──────── Record excerpts

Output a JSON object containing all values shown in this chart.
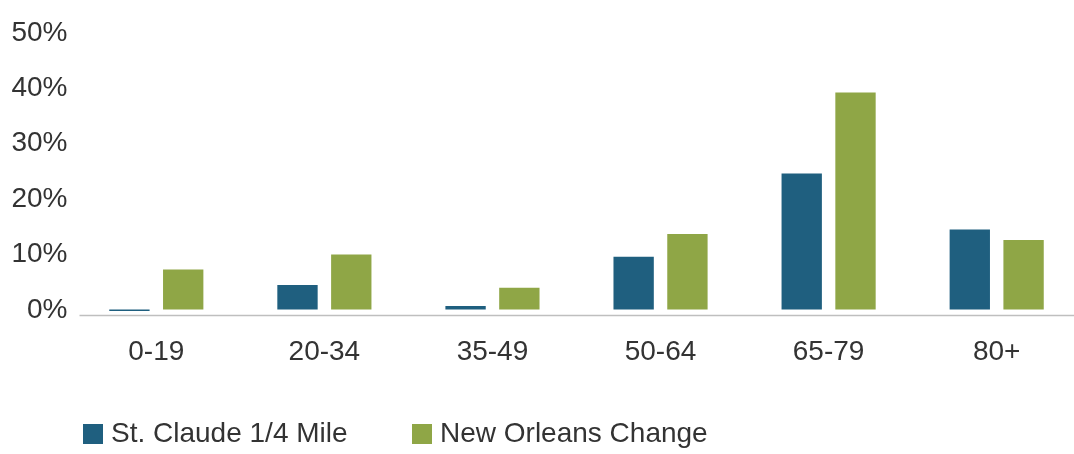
{
  "chart_data": {
    "type": "bar",
    "categories": [
      "0-19",
      "20-34",
      "35-49",
      "50-64",
      "65-79",
      "80+"
    ],
    "series": [
      {
        "name": "St. Claude 1/4 Mile",
        "color": "#1f5f7f",
        "values": [
          -0.3,
          4.4,
          0.6,
          9.5,
          24.5,
          14.4
        ]
      },
      {
        "name": "New Orleans Change",
        "color": "#8fa646",
        "values": [
          7.2,
          9.9,
          3.9,
          13.6,
          39.1,
          12.5
        ]
      }
    ],
    "ylim": [
      -1,
      50
    ],
    "yticks": [
      {
        "value": 0,
        "label": "0%"
      },
      {
        "value": 10,
        "label": "10%"
      },
      {
        "value": 20,
        "label": "20%"
      },
      {
        "value": 30,
        "label": "30%"
      },
      {
        "value": 40,
        "label": "40%"
      },
      {
        "value": 50,
        "label": "50%"
      }
    ],
    "grid": false,
    "legend": "bottom"
  }
}
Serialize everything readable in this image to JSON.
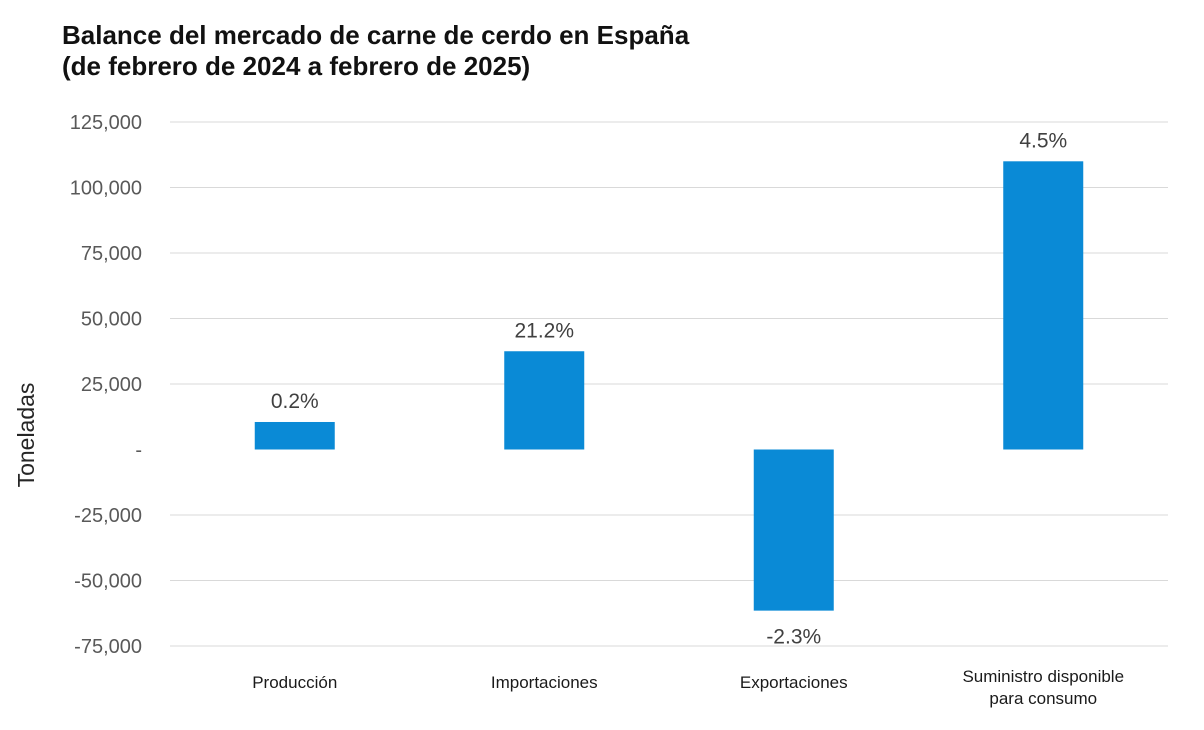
{
  "chart_data": {
    "type": "bar",
    "title": [
      "Balance del mercado de carne de cerdo en España",
      "(de febrero de 2024 a febrero de 2025)"
    ],
    "xlabel": "",
    "ylabel": "Toneladas",
    "categories": [
      [
        "Producción"
      ],
      [
        "Importaciones"
      ],
      [
        "Exportaciones"
      ],
      [
        "Suministro disponible",
        "para consumo"
      ]
    ],
    "values": [
      10500,
      37500,
      -61500,
      110000
    ],
    "data_labels": [
      "0.2%",
      "21.2%",
      "-2.3%",
      "4.5%"
    ],
    "ylim": [
      -75000,
      125000
    ],
    "yticks": [
      125000,
      100000,
      75000,
      50000,
      25000,
      0,
      -25000,
      -50000,
      -75000
    ],
    "ytick_labels": [
      "125,000",
      "100,000",
      "75,000",
      "50,000",
      "25,000",
      "-",
      "-25,000",
      "-50,000",
      "-75,000"
    ],
    "grid": true,
    "legend": "none",
    "colors": {
      "bar": "#0a8ad6",
      "grid": "#d9d9d9",
      "tick_text": "#595959",
      "label_text": "#404040",
      "category_text": "#1a1a1a",
      "axis_title": "#262626"
    }
  }
}
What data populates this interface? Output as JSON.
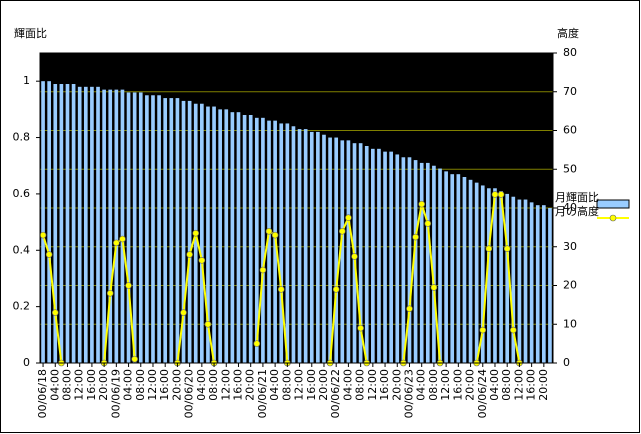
{
  "chart_data": {
    "type": "bar-line",
    "y_label": "輝面比",
    "y2_label": "高度",
    "categories": [
      "00/06/18",
      null,
      "04:00",
      null,
      "08:00",
      null,
      "12:00",
      null,
      "16:00",
      null,
      "20:00",
      null,
      "00/06/19",
      null,
      "04:00",
      null,
      "08:00",
      null,
      "12:00",
      null,
      "16:00",
      null,
      "20:00",
      null,
      "00/06/20",
      null,
      "04:00",
      null,
      "08:00",
      null,
      "12:00",
      null,
      "16:00",
      null,
      "20:00",
      null,
      "00/06/21",
      null,
      "04:00",
      null,
      "08:00",
      null,
      "12:00",
      null,
      "16:00",
      null,
      "20:00",
      null,
      "00/06/22",
      null,
      "04:00",
      null,
      "08:00",
      null,
      "12:00",
      null,
      "16:00",
      null,
      "20:00",
      null,
      "00/06/23",
      null,
      "04:00",
      null,
      "08:00",
      null,
      "12:00",
      null,
      "16:00",
      null,
      "20:00",
      null,
      "00/06/24",
      null,
      "04:00",
      null,
      "08:00",
      null,
      "12:00",
      null,
      "16:00",
      null,
      "20:00",
      null
    ],
    "series": [
      {
        "name": "月輝面比",
        "type": "bar",
        "color": "#99ccff",
        "values": [
          1.0,
          1.0,
          0.99,
          0.99,
          0.99,
          0.99,
          0.98,
          0.98,
          0.98,
          0.98,
          0.97,
          0.97,
          0.97,
          0.97,
          0.96,
          0.96,
          0.96,
          0.95,
          0.95,
          0.95,
          0.94,
          0.94,
          0.94,
          0.93,
          0.93,
          0.92,
          0.92,
          0.91,
          0.91,
          0.9,
          0.9,
          0.89,
          0.89,
          0.88,
          0.88,
          0.87,
          0.87,
          0.86,
          0.86,
          0.85,
          0.85,
          0.84,
          0.83,
          0.83,
          0.82,
          0.82,
          0.81,
          0.8,
          0.8,
          0.79,
          0.79,
          0.78,
          0.78,
          0.77,
          0.76,
          0.76,
          0.75,
          0.75,
          0.74,
          0.73,
          0.73,
          0.72,
          0.71,
          0.71,
          0.7,
          0.69,
          0.68,
          0.67,
          0.67,
          0.66,
          0.65,
          0.64,
          0.63,
          0.62,
          0.62,
          0.61,
          0.6,
          0.59,
          0.58,
          0.58,
          0.57,
          0.56,
          0.56,
          0.55
        ]
      },
      {
        "name": "月の高度",
        "type": "line",
        "axis": "y2",
        "color": "#ffff00",
        "values": [
          33,
          28,
          13,
          0,
          null,
          null,
          null,
          null,
          null,
          null,
          0,
          18,
          31,
          32,
          20,
          1,
          null,
          null,
          null,
          null,
          null,
          null,
          0,
          13,
          28,
          33.5,
          26.5,
          10,
          0,
          null,
          null,
          null,
          null,
          null,
          null,
          5,
          24,
          34,
          33,
          19,
          0,
          null,
          null,
          null,
          null,
          null,
          null,
          0,
          19,
          34,
          37.5,
          27.5,
          9,
          0,
          null,
          null,
          null,
          null,
          null,
          0,
          14,
          32.5,
          41,
          36,
          19.5,
          0,
          null,
          null,
          null,
          null,
          null,
          0,
          8.5,
          29.5,
          43.5,
          43.5,
          29.5,
          8.5,
          0,
          null,
          null,
          null,
          null,
          null
        ]
      }
    ],
    "ylim": [
      0,
      1.1
    ],
    "yticks": [
      0,
      0.2,
      0.4,
      0.6,
      0.8,
      1
    ],
    "y2lim": [
      0,
      80
    ],
    "y2ticks": [
      0,
      10,
      20,
      30,
      40,
      50,
      60,
      70,
      80
    ],
    "grid": true,
    "grid_color": "#808000",
    "background": "#000000",
    "legend": "right"
  }
}
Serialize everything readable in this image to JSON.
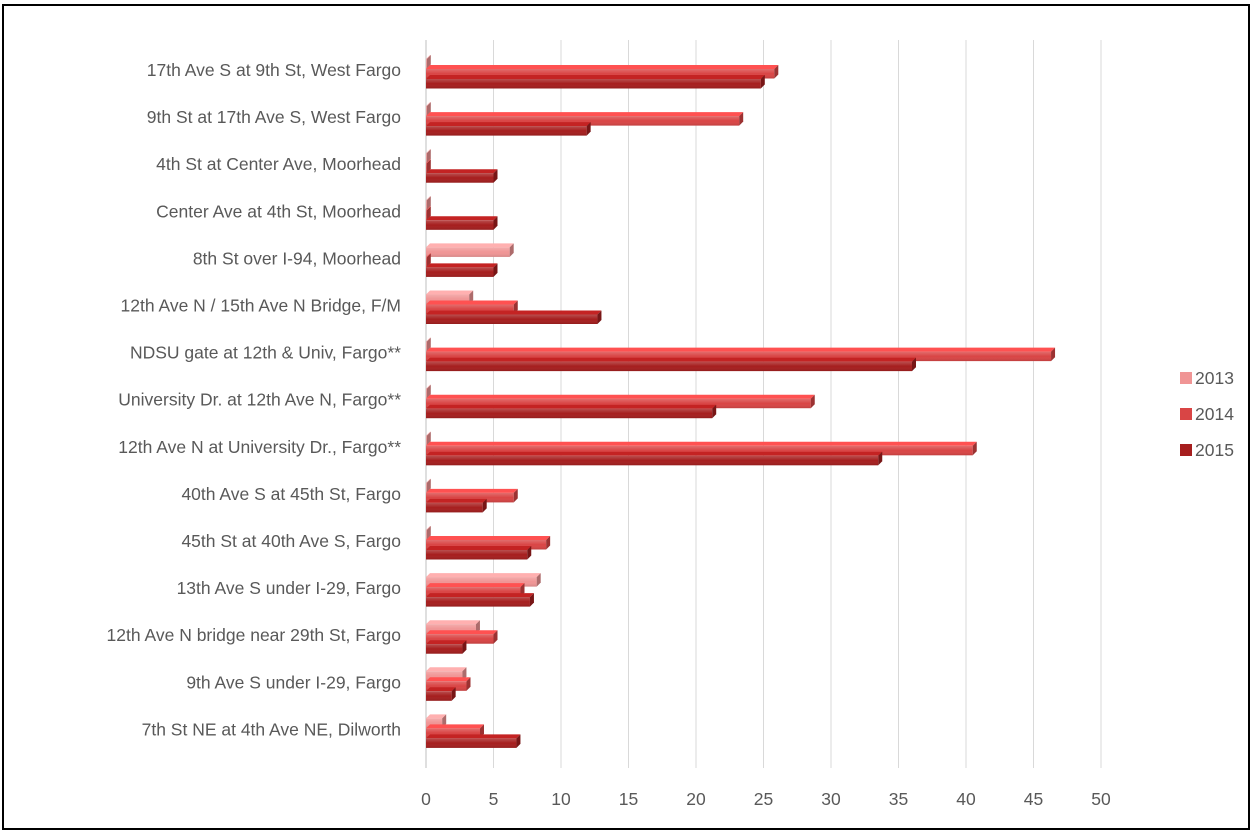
{
  "header": {
    "title_fragment": ""
  },
  "chart_data": {
    "type": "bar",
    "orientation": "horizontal",
    "title": "",
    "xlabel": "",
    "ylabel": "",
    "xlim": [
      0,
      50
    ],
    "xticks": [
      0,
      5,
      10,
      15,
      20,
      25,
      30,
      35,
      40,
      45,
      50
    ],
    "grid": "vertical",
    "legend_position": "right",
    "categories": [
      "17th Ave S at 9th St, West Fargo",
      "9th St at 17th Ave S, West Fargo",
      "4th St at Center Ave, Moorhead",
      "Center Ave at 4th St, Moorhead",
      "8th St over I-94, Moorhead",
      "12th Ave N / 15th Ave N Bridge, F/M",
      "NDSU gate at 12th & Univ, Fargo**",
      "University Dr. at 12th Ave N, Fargo**",
      "12th Ave N at University Dr., Fargo**",
      "40th Ave S at 45th St, Fargo",
      "45th St at 40th Ave S, Fargo",
      "13th Ave S under I-29, Fargo",
      "12th Ave N bridge near 29th St, Fargo",
      "9th Ave S under I-29, Fargo",
      "7th  St NE at 4th Ave NE, Dilworth"
    ],
    "series": [
      {
        "name": "2013",
        "color": "#F09595",
        "values": [
          0,
          0,
          0,
          0,
          6.2,
          3.2,
          0,
          0,
          0,
          0,
          0,
          8.2,
          3.7,
          2.7,
          1.2
        ]
      },
      {
        "name": "2014",
        "color": "#D94545",
        "values": [
          25.8,
          23.2,
          0,
          0,
          0,
          6.5,
          46.3,
          28.5,
          40.5,
          6.5,
          8.9,
          7.0,
          5.0,
          3.0,
          4.0
        ]
      },
      {
        "name": "2015",
        "color": "#A61E1E",
        "values": [
          24.8,
          11.9,
          5.0,
          5.0,
          5.0,
          12.7,
          36.0,
          21.2,
          33.5,
          4.2,
          7.5,
          7.7,
          2.7,
          1.9,
          6.7
        ]
      }
    ]
  }
}
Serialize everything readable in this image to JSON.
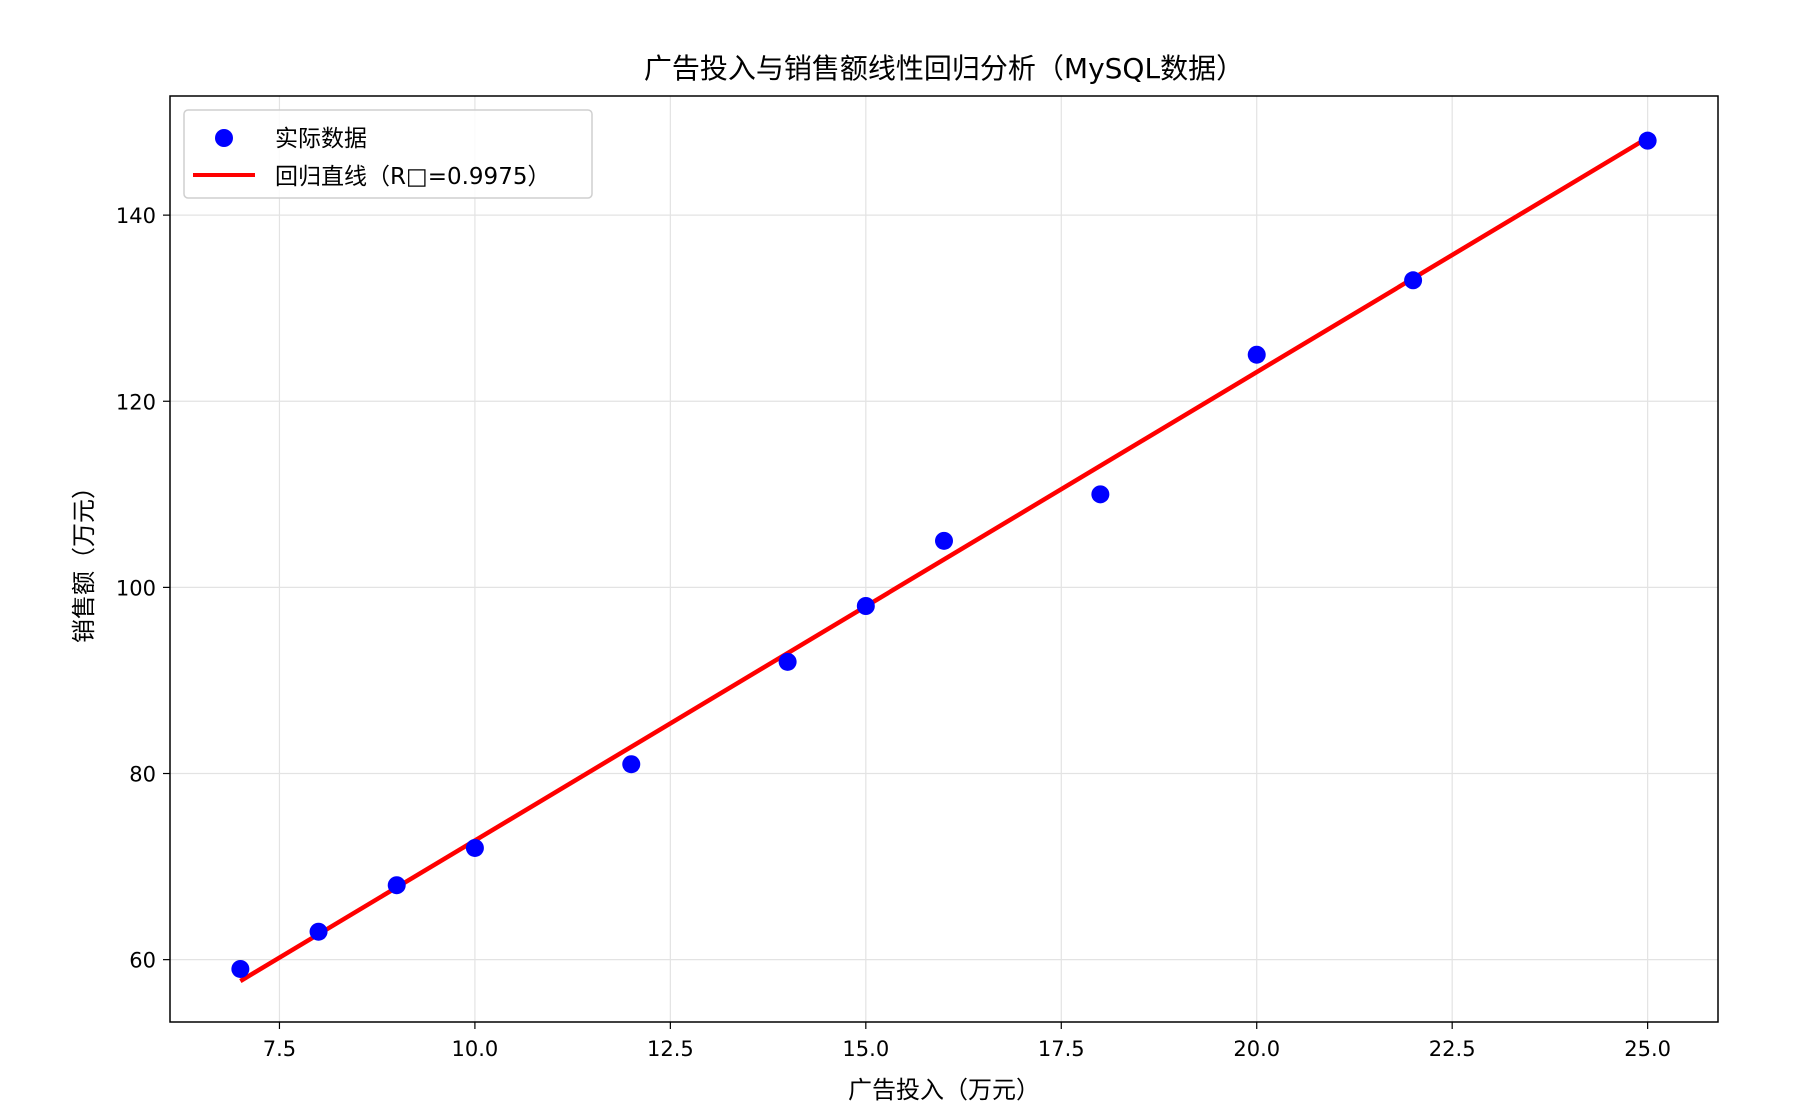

────────────────

**Stated exercise:** Leave out every line without the string "University" and copy the rest.

**Exercise solution:**
      "University Dr. at 12th Ave N, Fargo**",
      "12th Ave N at University Dr., Fargo**",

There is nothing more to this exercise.